-------- Records supplied --------

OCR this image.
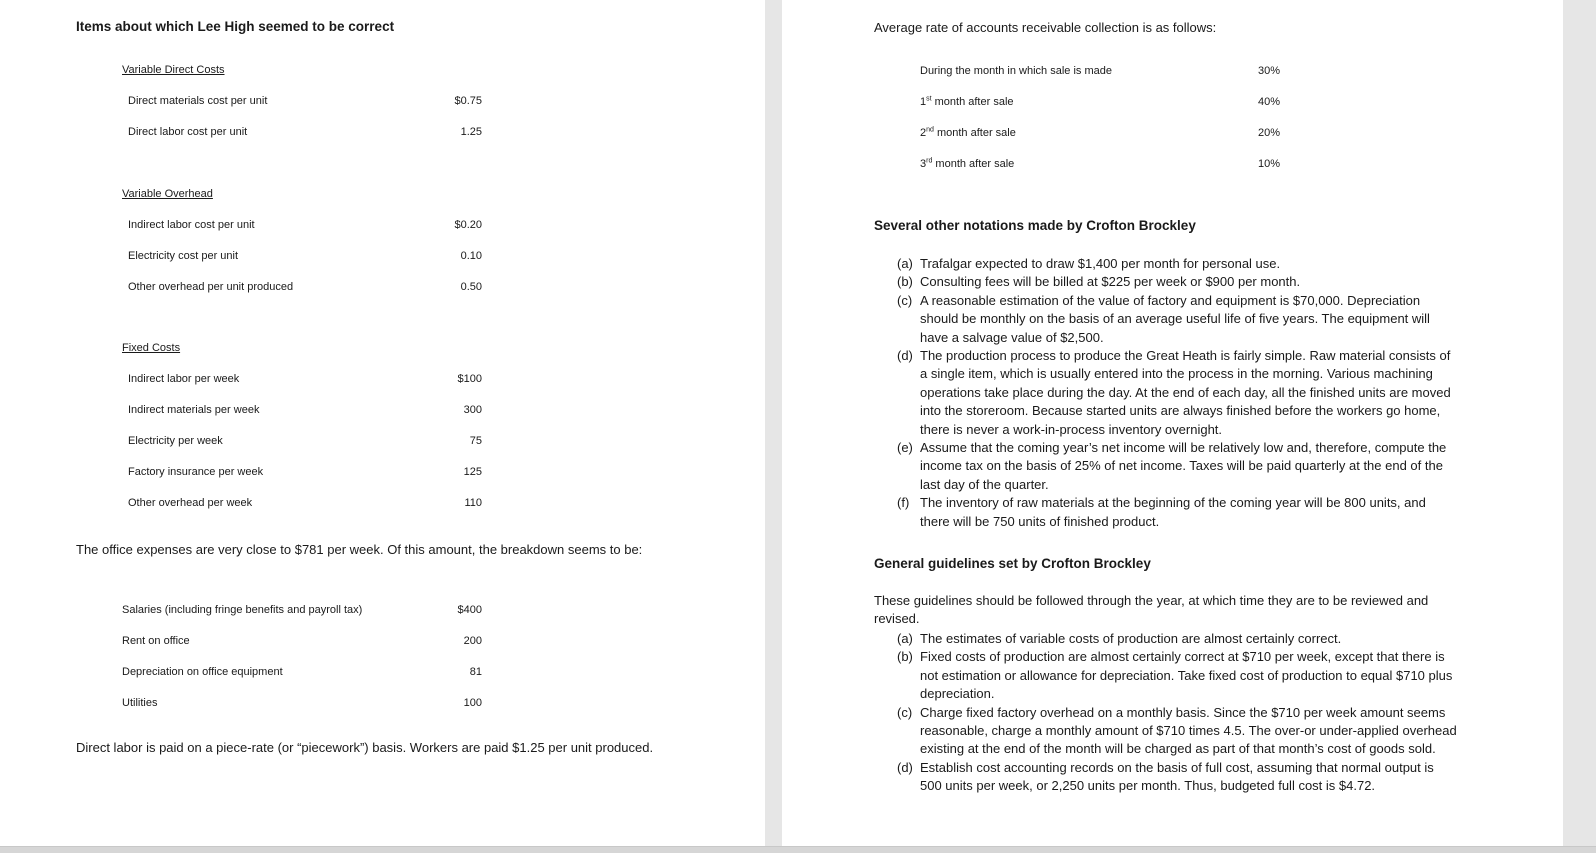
Items about which Lee High seemed to be correct
Variable Direct Costs
Direct materials cost per unit	$0.75
Direct labor cost per unit	1.25
Variable Overhead
Indirect labor cost per unit	$0.20
Electricity cost per unit	0.10
Other overhead per unit produced	0.50
Fixed Costs
Indirect labor per week	$100
Indirect materials per week	300
Electricity per week	75
Factory insurance per week	125
Other overhead per week	110
The office expenses are very close to $781 per week. Of this amount, the breakdown seems to be:
Salaries (including fringe benefits and payroll tax)	$400
Rent on office	200
Depreciation on office equipment	81
Utilities	100
Direct labor is paid on a piece-rate (or “piecework”) basis. Workers are paid $1.25 per unit produced.
Average rate of accounts receivable collection is as follows:
During the month in which sale is made	30%
1st month after sale	40%
2nd month after sale	20%
3rd month after sale	10%
Several other notations made by Crofton Brockley
(a) Trafalgar expected to draw $1,400 per month for personal use.
(b) Consulting fees will be billed at $225 per week or $900 per month.
(c) A reasonable estimation of the value of factory and equipment is $70,000. Depreciation should be monthly on the basis of an average useful life of five years. The equipment will have a salvage value of $2,500.
(d) The production process to produce the Great Heath is fairly simple. Raw material consists of a single item, which is usually entered into the process in the morning. Various machining operations take place during the day. At the end of each day, all the finished units are moved into the storeroom. Because started units are always finished before the workers go home, there is never a work-in-process inventory overnight.
(e) Assume that the coming year’s net income will be relatively low and, therefore, compute the income tax on the basis of 25% of net income. Taxes will be paid quarterly at the end of the last day of the quarter.
(f) The inventory of raw materials at the beginning of the coming year will be 800 units, and there will be 750 units of finished product.
General guidelines set by Crofton Brockley
These guidelines should be followed through the year, at which time they are to be reviewed and revised.
(a) The estimates of variable costs of production are almost certainly correct.
(b) Fixed costs of production are almost certainly correct at $710 per week, except that there is not estimation or allowance for depreciation. Take fixed cost of production to equal $710 plus depreciation.
(c) Charge fixed factory overhead on a monthly basis. Since the $710 per week amount seems reasonable, charge a monthly amount of $710 times 4.5. The over-or under-applied overhead existing at the end of the month will be charged as part of that month’s cost of goods sold.
(d) Establish cost accounting records on the basis of full cost, assuming that normal output is 500 units per week, or 2,250 units per month. Thus, budgeted full cost is $4.72.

--------

In the lines above, locate the string "coming". Copy every line where it occurs.

(e) Assume that the coming year’s net income will be relatively low and, therefore, compute the income tax on the basis of 25% of net income. Taxes will be paid quarterly at the end of the last day of the quarter.
(f) The inventory of raw materials at the beginning of the coming year will be 800 units, and there will be 750 units of finished product.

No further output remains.